───── Extracted records ─────
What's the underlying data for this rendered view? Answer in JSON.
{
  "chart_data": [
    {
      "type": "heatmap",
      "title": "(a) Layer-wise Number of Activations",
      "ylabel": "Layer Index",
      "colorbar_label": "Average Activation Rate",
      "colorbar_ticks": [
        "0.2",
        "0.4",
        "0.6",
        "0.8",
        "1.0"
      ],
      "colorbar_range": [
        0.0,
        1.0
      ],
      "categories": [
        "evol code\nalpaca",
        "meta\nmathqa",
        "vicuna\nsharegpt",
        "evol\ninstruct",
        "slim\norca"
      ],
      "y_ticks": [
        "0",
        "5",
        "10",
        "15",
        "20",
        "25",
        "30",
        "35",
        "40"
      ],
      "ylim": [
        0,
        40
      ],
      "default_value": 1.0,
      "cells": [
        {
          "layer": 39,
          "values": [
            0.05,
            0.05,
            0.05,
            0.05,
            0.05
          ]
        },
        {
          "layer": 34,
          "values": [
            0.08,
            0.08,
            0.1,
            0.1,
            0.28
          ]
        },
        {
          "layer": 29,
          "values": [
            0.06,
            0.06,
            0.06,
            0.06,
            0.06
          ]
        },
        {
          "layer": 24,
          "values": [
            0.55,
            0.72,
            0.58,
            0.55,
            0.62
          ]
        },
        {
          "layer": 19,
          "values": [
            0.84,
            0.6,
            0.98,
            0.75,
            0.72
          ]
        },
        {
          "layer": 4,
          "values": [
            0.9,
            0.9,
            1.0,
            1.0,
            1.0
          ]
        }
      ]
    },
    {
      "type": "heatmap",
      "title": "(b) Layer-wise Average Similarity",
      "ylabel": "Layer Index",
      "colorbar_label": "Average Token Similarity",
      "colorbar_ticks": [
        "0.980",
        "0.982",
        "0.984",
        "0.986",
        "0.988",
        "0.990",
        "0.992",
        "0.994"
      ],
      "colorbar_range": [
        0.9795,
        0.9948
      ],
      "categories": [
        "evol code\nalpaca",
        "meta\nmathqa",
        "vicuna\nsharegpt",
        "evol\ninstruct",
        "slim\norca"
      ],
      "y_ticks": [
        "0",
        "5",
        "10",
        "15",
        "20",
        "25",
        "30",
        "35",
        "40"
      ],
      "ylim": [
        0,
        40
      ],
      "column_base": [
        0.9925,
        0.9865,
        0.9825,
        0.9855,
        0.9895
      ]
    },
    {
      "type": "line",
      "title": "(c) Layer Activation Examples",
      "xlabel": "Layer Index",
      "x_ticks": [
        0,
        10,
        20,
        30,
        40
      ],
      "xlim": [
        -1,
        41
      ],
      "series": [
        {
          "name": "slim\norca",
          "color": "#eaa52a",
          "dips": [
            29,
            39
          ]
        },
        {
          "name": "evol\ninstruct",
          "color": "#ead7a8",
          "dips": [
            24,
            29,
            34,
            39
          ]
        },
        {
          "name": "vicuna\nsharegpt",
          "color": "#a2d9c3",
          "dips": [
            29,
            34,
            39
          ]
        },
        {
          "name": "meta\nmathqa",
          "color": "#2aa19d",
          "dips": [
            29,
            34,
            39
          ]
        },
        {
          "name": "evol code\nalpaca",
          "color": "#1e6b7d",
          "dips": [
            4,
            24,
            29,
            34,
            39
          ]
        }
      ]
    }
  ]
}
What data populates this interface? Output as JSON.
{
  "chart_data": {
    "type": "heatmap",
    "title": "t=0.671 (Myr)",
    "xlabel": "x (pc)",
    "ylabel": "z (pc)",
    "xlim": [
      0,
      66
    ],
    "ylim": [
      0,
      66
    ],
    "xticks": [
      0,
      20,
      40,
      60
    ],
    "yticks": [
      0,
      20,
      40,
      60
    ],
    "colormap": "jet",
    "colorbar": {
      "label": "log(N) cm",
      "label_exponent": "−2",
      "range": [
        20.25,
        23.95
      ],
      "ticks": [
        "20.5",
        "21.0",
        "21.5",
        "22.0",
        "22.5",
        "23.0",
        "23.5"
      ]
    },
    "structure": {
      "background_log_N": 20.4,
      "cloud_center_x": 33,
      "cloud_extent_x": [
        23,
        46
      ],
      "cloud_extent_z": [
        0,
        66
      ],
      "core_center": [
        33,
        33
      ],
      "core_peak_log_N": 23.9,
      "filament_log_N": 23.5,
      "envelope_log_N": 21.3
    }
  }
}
─────
Directions:
Each line of the listing should be echoed back exactly.

Task output:
What's the underlying data for this rendered view? Answer in JSON.
{
  "chart_data": [
    {
      "type": "heatmap",
      "title": "(a) Layer-wise Number of Activations",
      "ylabel": "Layer Index",
      "colorbar_label": "Average Activation Rate",
      "colorbar_ticks": [
        "0.2",
        "0.4",
        "0.6",
        "0.8",
        "1.0"
      ],
      "colorbar_range": [
        0.0,
        1.0
      ],
      "categories": [
        "evol code\nalpaca",
        "meta\nmathqa",
        "vicuna\nsharegpt",
        "evol\ninstruct",
        "slim\norca"
      ],
      "y_ticks": [
        "0",
        "5",
        "10",
        "15",
        "20",
        "25",
        "30",
        "35",
        "40"
      ],
      "ylim": [
        0,
        40
      ],
      "default_value": 1.0,
      "cells": [
        {
          "layer": 39,
          "values": [
            0.05,
            0.05,
            0.05,
            0.05,
            0.05
          ]
        },
        {
          "layer": 34,
          "values": [
            0.08,
            0.08,
            0.1,
            0.1,
            0.28
          ]
        },
        {
          "layer": 29,
          "values": [
            0.06,
            0.06,
            0.06,
            0.06,
            0.06
          ]
        },
        {
          "layer": 24,
          "values": [
            0.55,
            0.72,
            0.58,
            0.55,
            0.62
          ]
        },
        {
          "layer": 19,
          "values": [
            0.84,
            0.6,
            0.98,
            0.75,
            0.72
          ]
        },
        {
          "layer": 4,
          "values": [
            0.9,
            0.9,
            1.0,
            1.0,
            1.0
          ]
        }
      ]
    },
    {
      "type": "heatmap",
      "title": "(b) Layer-wise Average Similarity",
      "ylabel": "Layer Index",
      "colorbar_label": "Average Token Similarity",
      "colorbar_ticks": [
        "0.980",
        "0.982",
        "0.984",
        "0.986",
        "0.988",
        "0.990",
        "0.992",
        "0.994"
      ],
      "colorbar_range": [
        0.9795,
        0.9948
      ],
      "categories": [
        "evol code\nalpaca",
        "meta\nmathqa",
        "vicuna\nsharegpt",
        "evol\ninstruct",
        "slim\norca"
      ],
      "y_ticks": [
        "0",
        "5",
        "10",
        "15",
        "20",
        "25",
        "30",
        "35",
        "40"
      ],
      "ylim": [
        0,
        40
      ],
      "column_base": [
        0.9925,
        0.9865,
        0.9825,
        0.9855,
        0.9895
      ]
    },
    {
      "type": "line",
      "title": "(c) Layer Activation Examples",
      "xlabel": "Layer Index",
      "x_ticks": [
        0,
        10,
        20,
        30,
        40
      ],
      "xlim": [
        -1,
        41
      ],
      "series": [
        {
          "name": "slim\norca",
          "color": "#eaa52a",
          "dips": [
            29,
            39
          ]
        },
        {
          "name": "evol\ninstruct",
          "color": "#ead7a8",
          "dips": [
            24,
            29,
            34,
            39
          ]
        },
        {
          "name": "vicuna\nsharegpt",
          "color": "#a2d9c3",
          "dips": [
            29,
            34,
            39
          ]
        },
        {
          "name": "meta\nmathqa",
          "color": "#2aa19d",
          "dips": [
            29,
            34,
            39
          ]
        },
        {
          "name": "evol code\nalpaca",
          "color": "#1e6b7d",
          "dips": [
            4,
            24,
            29,
            34,
            39
          ]
        }
      ]
    }
  ]
}
What data populates this interface? Output as JSON.
{
  "chart_data": {
    "type": "heatmap",
    "title": "t=0.671 (Myr)",
    "xlabel": "x (pc)",
    "ylabel": "z (pc)",
    "xlim": [
      0,
      66
    ],
    "ylim": [
      0,
      66
    ],
    "xticks": [
      0,
      20,
      40,
      60
    ],
    "yticks": [
      0,
      20,
      40,
      60
    ],
    "colormap": "jet",
    "colorbar": {
      "label": "log(N) cm",
      "label_exponent": "−2",
      "range": [
        20.25,
        23.95
      ],
      "ticks": [
        "20.5",
        "21.0",
        "21.5",
        "22.0",
        "22.5",
        "23.0",
        "23.5"
      ]
    },
    "structure": {
      "background_log_N": 20.4,
      "cloud_center_x": 33,
      "cloud_extent_x": [
        23,
        46
      ],
      "cloud_extent_z": [
        0,
        66
      ],
      "core_center": [
        33,
        33
      ],
      "core_peak_log_N": 23.9,
      "filament_log_N": 23.5,
      "envelope_log_N": 21.3
    }
  }
}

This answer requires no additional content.